(Records from a collection of figures)
-=-=-=-=-

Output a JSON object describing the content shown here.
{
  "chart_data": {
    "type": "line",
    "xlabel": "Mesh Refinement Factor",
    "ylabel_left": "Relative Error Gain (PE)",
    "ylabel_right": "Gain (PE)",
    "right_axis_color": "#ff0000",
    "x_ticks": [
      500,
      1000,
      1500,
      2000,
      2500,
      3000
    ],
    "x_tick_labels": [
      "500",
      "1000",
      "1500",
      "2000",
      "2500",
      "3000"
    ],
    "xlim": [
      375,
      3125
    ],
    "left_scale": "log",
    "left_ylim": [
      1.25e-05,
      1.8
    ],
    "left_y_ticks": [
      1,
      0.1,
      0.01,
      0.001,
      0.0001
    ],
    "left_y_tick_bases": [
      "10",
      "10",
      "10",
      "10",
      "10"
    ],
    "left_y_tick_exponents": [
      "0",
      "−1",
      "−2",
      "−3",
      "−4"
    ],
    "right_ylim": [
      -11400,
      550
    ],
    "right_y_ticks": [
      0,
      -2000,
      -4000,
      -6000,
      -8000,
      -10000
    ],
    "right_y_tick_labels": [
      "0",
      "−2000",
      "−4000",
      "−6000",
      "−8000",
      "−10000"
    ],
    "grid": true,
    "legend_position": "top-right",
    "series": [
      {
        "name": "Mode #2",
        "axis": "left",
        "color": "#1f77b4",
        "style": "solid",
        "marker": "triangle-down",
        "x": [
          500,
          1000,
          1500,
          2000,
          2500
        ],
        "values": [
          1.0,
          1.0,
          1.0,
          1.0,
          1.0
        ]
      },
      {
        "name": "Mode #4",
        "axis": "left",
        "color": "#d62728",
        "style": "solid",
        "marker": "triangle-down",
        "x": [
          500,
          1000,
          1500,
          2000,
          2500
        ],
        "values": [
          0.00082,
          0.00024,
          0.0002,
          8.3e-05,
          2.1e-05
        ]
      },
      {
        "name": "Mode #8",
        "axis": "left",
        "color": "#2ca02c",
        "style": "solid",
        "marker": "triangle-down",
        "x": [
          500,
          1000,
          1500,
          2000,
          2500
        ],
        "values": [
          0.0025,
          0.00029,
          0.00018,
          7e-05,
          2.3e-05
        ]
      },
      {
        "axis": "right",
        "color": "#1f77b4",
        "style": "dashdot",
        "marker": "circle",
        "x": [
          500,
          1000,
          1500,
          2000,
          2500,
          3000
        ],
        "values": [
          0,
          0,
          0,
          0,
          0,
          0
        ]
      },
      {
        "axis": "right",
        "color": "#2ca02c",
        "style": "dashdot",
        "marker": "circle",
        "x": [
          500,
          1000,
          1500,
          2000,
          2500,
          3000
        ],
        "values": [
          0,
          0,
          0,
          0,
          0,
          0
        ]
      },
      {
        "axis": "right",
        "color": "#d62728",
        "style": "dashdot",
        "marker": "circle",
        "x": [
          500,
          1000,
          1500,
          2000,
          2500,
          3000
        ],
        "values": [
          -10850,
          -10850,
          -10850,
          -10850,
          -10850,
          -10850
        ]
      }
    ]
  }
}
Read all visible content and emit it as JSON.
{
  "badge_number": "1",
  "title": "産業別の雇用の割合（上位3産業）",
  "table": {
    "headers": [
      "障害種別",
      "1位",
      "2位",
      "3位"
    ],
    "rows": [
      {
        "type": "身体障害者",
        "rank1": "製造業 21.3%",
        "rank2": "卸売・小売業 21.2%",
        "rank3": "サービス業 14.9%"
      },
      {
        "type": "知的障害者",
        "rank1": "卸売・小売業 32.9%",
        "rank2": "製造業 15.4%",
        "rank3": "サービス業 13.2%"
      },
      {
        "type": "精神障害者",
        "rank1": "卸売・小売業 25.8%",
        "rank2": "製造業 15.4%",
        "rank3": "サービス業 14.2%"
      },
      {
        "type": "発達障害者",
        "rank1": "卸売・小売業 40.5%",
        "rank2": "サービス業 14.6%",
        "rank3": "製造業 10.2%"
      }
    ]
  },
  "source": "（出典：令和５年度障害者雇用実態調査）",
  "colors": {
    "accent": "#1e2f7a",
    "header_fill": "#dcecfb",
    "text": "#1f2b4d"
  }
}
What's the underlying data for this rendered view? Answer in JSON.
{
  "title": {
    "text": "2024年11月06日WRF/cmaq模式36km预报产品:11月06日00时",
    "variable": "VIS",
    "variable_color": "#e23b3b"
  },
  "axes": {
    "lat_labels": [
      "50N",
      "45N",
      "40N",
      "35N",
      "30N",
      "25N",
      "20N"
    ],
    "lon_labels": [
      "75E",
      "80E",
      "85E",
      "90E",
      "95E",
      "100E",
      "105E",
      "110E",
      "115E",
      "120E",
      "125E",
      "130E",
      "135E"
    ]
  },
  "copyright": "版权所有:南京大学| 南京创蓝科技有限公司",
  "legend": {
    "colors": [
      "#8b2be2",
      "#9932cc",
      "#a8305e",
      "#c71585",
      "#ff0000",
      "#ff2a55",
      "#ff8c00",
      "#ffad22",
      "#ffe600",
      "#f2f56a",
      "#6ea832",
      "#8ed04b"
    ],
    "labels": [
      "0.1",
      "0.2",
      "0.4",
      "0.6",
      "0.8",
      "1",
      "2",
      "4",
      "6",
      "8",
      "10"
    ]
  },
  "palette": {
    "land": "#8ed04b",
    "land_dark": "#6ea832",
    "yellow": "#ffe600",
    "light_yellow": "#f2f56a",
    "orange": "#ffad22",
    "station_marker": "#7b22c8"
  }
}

-=-=-=-=-

__What to do__:
Repeat the material in full, exactly as it stands.

__Reply to the exercise__:
Output a JSON object describing the content shown here.
{
  "chart_data": {
    "type": "line",
    "xlabel": "Mesh Refinement Factor",
    "ylabel_left": "Relative Error Gain (PE)",
    "ylabel_right": "Gain (PE)",
    "right_axis_color": "#ff0000",
    "x_ticks": [
      500,
      1000,
      1500,
      2000,
      2500,
      3000
    ],
    "x_tick_labels": [
      "500",
      "1000",
      "1500",
      "2000",
      "2500",
      "3000"
    ],
    "xlim": [
      375,
      3125
    ],
    "left_scale": "log",
    "left_ylim": [
      1.25e-05,
      1.8
    ],
    "left_y_ticks": [
      1,
      0.1,
      0.01,
      0.001,
      0.0001
    ],
    "left_y_tick_bases": [
      "10",
      "10",
      "10",
      "10",
      "10"
    ],
    "left_y_tick_exponents": [
      "0",
      "−1",
      "−2",
      "−3",
      "−4"
    ],
    "right_ylim": [
      -11400,
      550
    ],
    "right_y_ticks": [
      0,
      -2000,
      -4000,
      -6000,
      -8000,
      -10000
    ],
    "right_y_tick_labels": [
      "0",
      "−2000",
      "−4000",
      "−6000",
      "−8000",
      "−10000"
    ],
    "grid": true,
    "legend_position": "top-right",
    "series": [
      {
        "name": "Mode #2",
        "axis": "left",
        "color": "#1f77b4",
        "style": "solid",
        "marker": "triangle-down",
        "x": [
          500,
          1000,
          1500,
          2000,
          2500
        ],
        "values": [
          1.0,
          1.0,
          1.0,
          1.0,
          1.0
        ]
      },
      {
        "name": "Mode #4",
        "axis": "left",
        "color": "#d62728",
        "style": "solid",
        "marker": "triangle-down",
        "x": [
          500,
          1000,
          1500,
          2000,
          2500
        ],
        "values": [
          0.00082,
          0.00024,
          0.0002,
          8.3e-05,
          2.1e-05
        ]
      },
      {
        "name": "Mode #8",
        "axis": "left",
        "color": "#2ca02c",
        "style": "solid",
        "marker": "triangle-down",
        "x": [
          500,
          1000,
          1500,
          2000,
          2500
        ],
        "values": [
          0.0025,
          0.00029,
          0.00018,
          7e-05,
          2.3e-05
        ]
      },
      {
        "axis": "right",
        "color": "#1f77b4",
        "style": "dashdot",
        "marker": "circle",
        "x": [
          500,
          1000,
          1500,
          2000,
          2500,
          3000
        ],
        "values": [
          0,
          0,
          0,
          0,
          0,
          0
        ]
      },
      {
        "axis": "right",
        "color": "#2ca02c",
        "style": "dashdot",
        "marker": "circle",
        "x": [
          500,
          1000,
          1500,
          2000,
          2500,
          3000
        ],
        "values": [
          0,
          0,
          0,
          0,
          0,
          0
        ]
      },
      {
        "axis": "right",
        "color": "#d62728",
        "style": "dashdot",
        "marker": "circle",
        "x": [
          500,
          1000,
          1500,
          2000,
          2500,
          3000
        ],
        "values": [
          -10850,
          -10850,
          -10850,
          -10850,
          -10850,
          -10850
        ]
      }
    ]
  }
}
Read all visible content and emit it as JSON.
{
  "badge_number": "1",
  "title": "産業別の雇用の割合（上位3産業）",
  "table": {
    "headers": [
      "障害種別",
      "1位",
      "2位",
      "3位"
    ],
    "rows": [
      {
        "type": "身体障害者",
        "rank1": "製造業 21.3%",
        "rank2": "卸売・小売業 21.2%",
        "rank3": "サービス業 14.9%"
      },
      {
        "type": "知的障害者",
        "rank1": "卸売・小売業 32.9%",
        "rank2": "製造業 15.4%",
        "rank3": "サービス業 13.2%"
      },
      {
        "type": "精神障害者",
        "rank1": "卸売・小売業 25.8%",
        "rank2": "製造業 15.4%",
        "rank3": "サービス業 14.2%"
      },
      {
        "type": "発達障害者",
        "rank1": "卸売・小売業 40.5%",
        "rank2": "サービス業 14.6%",
        "rank3": "製造業 10.2%"
      }
    ]
  },
  "source": "（出典：令和５年度障害者雇用実態調査）",
  "colors": {
    "accent": "#1e2f7a",
    "header_fill": "#dcecfb",
    "text": "#1f2b4d"
  }
}
What's the underlying data for this rendered view? Answer in JSON.
{
  "title": {
    "text": "2024年11月06日WRF/cmaq模式36km预报产品:11月06日00时",
    "variable": "VIS",
    "variable_color": "#e23b3b"
  },
  "axes": {
    "lat_labels": [
      "50N",
      "45N",
      "40N",
      "35N",
      "30N",
      "25N",
      "20N"
    ],
    "lon_labels": [
      "75E",
      "80E",
      "85E",
      "90E",
      "95E",
      "100E",
      "105E",
      "110E",
      "115E",
      "120E",
      "125E",
      "130E",
      "135E"
    ]
  },
  "copyright": "版权所有:南京大学| 南京创蓝科技有限公司",
  "legend": {
    "colors": [
      "#8b2be2",
      "#9932cc",
      "#a8305e",
      "#c71585",
      "#ff0000",
      "#ff2a55",
      "#ff8c00",
      "#ffad22",
      "#ffe600",
      "#f2f56a",
      "#6ea832",
      "#8ed04b"
    ],
    "labels": [
      "0.1",
      "0.2",
      "0.4",
      "0.6",
      "0.8",
      "1",
      "2",
      "4",
      "6",
      "8",
      "10"
    ]
  },
  "palette": {
    "land": "#8ed04b",
    "land_dark": "#6ea832",
    "yellow": "#ffe600",
    "light_yellow": "#f2f56a",
    "orange": "#ffad22",
    "station_marker": "#7b22c8"
  }
}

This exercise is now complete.